=== WHAT YOU NEED TO DO ===
Return the records in full, exactly as given.

=== Stored dataset items ===
*-*-*

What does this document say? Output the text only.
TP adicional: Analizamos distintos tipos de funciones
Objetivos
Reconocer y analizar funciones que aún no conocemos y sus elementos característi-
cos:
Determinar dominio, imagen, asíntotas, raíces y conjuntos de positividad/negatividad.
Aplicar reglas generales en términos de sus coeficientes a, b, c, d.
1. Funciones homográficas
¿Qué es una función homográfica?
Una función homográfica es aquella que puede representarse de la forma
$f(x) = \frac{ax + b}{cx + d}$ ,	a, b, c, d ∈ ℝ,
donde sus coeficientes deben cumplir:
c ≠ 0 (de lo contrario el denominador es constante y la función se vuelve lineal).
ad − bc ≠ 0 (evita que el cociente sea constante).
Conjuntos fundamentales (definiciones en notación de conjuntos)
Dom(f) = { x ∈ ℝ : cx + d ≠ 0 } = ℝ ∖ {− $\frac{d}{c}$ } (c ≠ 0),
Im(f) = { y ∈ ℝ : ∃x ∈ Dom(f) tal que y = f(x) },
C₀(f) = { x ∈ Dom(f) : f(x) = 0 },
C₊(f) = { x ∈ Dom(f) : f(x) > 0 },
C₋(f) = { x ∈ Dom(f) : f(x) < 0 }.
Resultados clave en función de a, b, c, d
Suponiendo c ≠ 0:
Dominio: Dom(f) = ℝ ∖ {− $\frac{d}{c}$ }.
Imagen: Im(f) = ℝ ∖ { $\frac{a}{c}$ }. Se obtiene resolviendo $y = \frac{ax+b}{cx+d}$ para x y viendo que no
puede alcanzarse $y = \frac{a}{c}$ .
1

*-*-*

=== FULL SOLUTION ===
What does this document say? Output the text only.
TP adicional: Analizamos distintos tipos de funciones
Objetivos
Reconocer y analizar funciones que aún no conocemos y sus elementos característi-
cos:
Determinar dominio, imagen, asíntotas, raíces y conjuntos de positividad/negatividad.
Aplicar reglas generales en términos de sus coeficientes a, b, c, d.
1. Funciones homográficas
¿Qué es una función homográfica?
Una función homográfica es aquella que puede representarse de la forma
$f(x) = \frac{ax + b}{cx + d}$ ,	a, b, c, d ∈ ℝ,
donde sus coeficientes deben cumplir:
c ≠ 0 (de lo contrario el denominador es constante y la función se vuelve lineal).
ad − bc ≠ 0 (evita que el cociente sea constante).
Conjuntos fundamentales (definiciones en notación de conjuntos)
Dom(f) = { x ∈ ℝ : cx + d ≠ 0 } = ℝ ∖ {− $\frac{d}{c}$ } (c ≠ 0),
Im(f) = { y ∈ ℝ : ∃x ∈ Dom(f) tal que y = f(x) },
C₀(f) = { x ∈ Dom(f) : f(x) = 0 },
C₊(f) = { x ∈ Dom(f) : f(x) > 0 },
C₋(f) = { x ∈ Dom(f) : f(x) < 0 }.
Resultados clave en función de a, b, c, d
Suponiendo c ≠ 0:
Dominio: Dom(f) = ℝ ∖ {− $\frac{d}{c}$ }.
Imagen: Im(f) = ℝ ∖ { $\frac{a}{c}$ }. Se obtiene resolviendo $y = \frac{ax+b}{cx+d}$ para x y viendo que no
puede alcanzarse $y = \frac{a}{c}$ .
1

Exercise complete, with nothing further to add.